* [Record excerpts]
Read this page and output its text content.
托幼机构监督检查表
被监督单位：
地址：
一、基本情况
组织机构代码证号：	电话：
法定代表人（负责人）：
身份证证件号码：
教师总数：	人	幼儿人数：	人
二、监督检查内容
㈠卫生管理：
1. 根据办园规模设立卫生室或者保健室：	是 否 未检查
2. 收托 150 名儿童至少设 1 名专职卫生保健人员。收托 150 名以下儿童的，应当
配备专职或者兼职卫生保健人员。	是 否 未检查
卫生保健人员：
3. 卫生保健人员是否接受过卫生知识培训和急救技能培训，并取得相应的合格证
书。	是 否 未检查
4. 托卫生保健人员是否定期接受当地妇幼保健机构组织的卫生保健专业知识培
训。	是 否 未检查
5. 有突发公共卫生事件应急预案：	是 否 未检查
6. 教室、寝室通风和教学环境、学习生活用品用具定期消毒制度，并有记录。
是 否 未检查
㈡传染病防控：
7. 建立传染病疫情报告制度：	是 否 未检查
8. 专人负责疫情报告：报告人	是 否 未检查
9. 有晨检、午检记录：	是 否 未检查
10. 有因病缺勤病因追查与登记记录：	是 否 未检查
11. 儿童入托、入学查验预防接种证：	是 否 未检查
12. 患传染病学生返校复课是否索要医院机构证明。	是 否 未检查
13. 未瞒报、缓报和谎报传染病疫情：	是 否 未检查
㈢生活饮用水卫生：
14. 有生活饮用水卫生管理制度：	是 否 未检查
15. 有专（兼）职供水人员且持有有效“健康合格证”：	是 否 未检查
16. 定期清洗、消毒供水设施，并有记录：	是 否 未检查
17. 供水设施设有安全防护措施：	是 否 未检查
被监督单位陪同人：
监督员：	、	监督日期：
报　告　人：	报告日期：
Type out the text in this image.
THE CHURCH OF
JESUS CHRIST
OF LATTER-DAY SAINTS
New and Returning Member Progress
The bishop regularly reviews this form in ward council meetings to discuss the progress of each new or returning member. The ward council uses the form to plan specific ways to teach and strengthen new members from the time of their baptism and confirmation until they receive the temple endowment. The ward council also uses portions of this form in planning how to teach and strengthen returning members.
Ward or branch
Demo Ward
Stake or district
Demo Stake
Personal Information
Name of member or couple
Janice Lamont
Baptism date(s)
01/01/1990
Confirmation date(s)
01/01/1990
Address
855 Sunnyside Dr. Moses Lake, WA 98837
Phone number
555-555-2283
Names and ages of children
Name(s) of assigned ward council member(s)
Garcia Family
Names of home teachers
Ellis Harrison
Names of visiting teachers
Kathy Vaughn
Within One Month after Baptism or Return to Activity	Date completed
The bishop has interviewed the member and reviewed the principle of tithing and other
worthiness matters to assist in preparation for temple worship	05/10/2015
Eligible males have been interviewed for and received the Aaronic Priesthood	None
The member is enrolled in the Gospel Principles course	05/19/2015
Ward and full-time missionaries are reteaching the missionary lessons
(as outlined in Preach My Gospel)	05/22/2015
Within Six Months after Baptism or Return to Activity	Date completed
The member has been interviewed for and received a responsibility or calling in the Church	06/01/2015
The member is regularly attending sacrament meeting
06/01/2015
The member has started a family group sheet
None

* [Brief] Where a line in the material above holds "received", copy that line.

* [The output]
Eligible males have been interviewed for and received the Aaronic Priesthood	None
The member has been interviewed for and received a responsibility or calling in the Church	06/01/2015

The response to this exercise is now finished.